» Instructions for the task
In the entries that follow, find the word "page" and report each line it is on.

» Recorded information
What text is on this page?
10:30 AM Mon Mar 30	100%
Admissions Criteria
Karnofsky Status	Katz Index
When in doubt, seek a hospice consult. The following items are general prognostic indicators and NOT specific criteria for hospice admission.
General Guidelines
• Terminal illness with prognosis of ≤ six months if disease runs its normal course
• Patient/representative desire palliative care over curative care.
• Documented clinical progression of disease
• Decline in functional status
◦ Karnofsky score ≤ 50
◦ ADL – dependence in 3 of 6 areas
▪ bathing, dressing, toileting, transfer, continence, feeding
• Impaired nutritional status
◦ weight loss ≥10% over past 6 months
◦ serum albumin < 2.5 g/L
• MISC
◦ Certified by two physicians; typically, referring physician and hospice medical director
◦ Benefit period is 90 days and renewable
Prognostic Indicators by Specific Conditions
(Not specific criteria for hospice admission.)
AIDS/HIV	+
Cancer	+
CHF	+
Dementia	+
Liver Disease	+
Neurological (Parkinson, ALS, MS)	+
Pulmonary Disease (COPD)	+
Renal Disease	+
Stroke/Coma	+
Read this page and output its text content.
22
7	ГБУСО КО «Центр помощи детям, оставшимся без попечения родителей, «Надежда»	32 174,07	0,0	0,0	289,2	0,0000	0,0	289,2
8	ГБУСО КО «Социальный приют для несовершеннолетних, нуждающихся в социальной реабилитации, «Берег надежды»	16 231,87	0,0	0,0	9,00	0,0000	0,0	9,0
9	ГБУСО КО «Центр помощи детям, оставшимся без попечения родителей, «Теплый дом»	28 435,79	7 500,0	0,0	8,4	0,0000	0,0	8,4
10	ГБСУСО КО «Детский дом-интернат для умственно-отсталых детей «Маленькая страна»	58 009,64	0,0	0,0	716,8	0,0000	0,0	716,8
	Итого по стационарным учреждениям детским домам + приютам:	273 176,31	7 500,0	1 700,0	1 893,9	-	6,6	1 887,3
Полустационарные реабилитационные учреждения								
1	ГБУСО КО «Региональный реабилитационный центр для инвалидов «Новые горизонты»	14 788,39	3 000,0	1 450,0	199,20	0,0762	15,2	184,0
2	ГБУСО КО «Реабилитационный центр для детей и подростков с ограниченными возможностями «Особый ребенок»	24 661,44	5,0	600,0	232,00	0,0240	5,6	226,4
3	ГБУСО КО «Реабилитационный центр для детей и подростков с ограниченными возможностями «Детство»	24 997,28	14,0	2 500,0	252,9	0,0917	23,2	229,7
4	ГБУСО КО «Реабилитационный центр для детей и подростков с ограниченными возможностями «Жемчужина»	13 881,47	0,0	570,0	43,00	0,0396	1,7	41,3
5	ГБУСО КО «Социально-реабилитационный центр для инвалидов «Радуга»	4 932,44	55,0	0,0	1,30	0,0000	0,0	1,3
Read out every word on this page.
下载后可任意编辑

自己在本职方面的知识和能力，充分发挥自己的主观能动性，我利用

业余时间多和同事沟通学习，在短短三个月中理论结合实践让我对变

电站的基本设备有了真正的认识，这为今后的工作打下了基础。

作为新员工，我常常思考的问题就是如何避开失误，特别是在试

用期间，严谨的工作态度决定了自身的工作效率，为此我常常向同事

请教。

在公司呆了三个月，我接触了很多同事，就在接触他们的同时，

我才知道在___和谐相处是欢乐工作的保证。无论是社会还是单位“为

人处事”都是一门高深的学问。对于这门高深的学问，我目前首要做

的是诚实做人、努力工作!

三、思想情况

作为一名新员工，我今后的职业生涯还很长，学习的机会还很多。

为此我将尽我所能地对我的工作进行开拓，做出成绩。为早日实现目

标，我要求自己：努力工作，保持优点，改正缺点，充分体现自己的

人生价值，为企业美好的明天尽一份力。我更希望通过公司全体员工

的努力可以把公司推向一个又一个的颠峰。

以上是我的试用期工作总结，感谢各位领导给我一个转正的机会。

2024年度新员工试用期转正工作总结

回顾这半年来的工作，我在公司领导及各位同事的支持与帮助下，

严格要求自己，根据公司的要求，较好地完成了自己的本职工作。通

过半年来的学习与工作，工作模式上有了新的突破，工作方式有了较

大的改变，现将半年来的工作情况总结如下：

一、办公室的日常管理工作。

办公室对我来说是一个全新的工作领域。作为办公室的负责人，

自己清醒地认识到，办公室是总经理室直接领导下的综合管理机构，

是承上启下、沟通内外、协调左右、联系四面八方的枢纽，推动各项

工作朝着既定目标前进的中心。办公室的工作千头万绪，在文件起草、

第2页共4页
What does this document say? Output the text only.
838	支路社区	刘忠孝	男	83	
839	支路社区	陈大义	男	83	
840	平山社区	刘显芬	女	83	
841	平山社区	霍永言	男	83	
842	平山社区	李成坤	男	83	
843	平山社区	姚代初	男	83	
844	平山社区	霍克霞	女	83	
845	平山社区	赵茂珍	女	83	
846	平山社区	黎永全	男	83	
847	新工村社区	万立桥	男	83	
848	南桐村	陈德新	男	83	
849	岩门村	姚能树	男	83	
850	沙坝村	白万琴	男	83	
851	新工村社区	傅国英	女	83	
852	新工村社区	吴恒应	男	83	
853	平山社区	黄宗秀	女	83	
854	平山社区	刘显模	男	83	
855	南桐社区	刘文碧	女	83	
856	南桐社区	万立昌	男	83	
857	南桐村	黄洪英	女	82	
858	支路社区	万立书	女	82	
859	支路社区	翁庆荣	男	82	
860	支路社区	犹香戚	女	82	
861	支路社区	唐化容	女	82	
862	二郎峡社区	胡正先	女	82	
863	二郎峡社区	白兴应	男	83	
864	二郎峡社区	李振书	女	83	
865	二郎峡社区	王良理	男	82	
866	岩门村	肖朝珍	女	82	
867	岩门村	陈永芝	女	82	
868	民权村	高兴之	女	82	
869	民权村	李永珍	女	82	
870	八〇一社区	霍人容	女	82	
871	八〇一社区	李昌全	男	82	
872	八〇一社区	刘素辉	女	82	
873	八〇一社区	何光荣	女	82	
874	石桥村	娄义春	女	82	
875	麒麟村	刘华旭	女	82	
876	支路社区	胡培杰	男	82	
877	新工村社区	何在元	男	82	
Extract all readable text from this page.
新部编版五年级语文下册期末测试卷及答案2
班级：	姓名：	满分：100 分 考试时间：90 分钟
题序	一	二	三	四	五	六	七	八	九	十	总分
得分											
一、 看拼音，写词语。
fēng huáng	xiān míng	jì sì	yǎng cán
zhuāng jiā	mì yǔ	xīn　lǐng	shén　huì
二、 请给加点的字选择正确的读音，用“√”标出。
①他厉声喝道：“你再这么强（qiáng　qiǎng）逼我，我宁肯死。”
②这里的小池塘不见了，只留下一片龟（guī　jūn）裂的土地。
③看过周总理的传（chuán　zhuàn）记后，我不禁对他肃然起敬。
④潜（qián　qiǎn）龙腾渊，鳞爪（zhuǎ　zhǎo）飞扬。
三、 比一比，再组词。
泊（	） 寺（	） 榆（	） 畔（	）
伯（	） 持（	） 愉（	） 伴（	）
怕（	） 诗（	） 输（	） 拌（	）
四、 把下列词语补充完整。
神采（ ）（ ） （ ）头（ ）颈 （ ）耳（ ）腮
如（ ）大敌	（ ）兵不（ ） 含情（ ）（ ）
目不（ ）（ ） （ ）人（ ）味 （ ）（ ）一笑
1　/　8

» Answer to the task
What text is on this page?
Read this page and output its text content.
Read out every word on this page.
Extract all readable text from this page.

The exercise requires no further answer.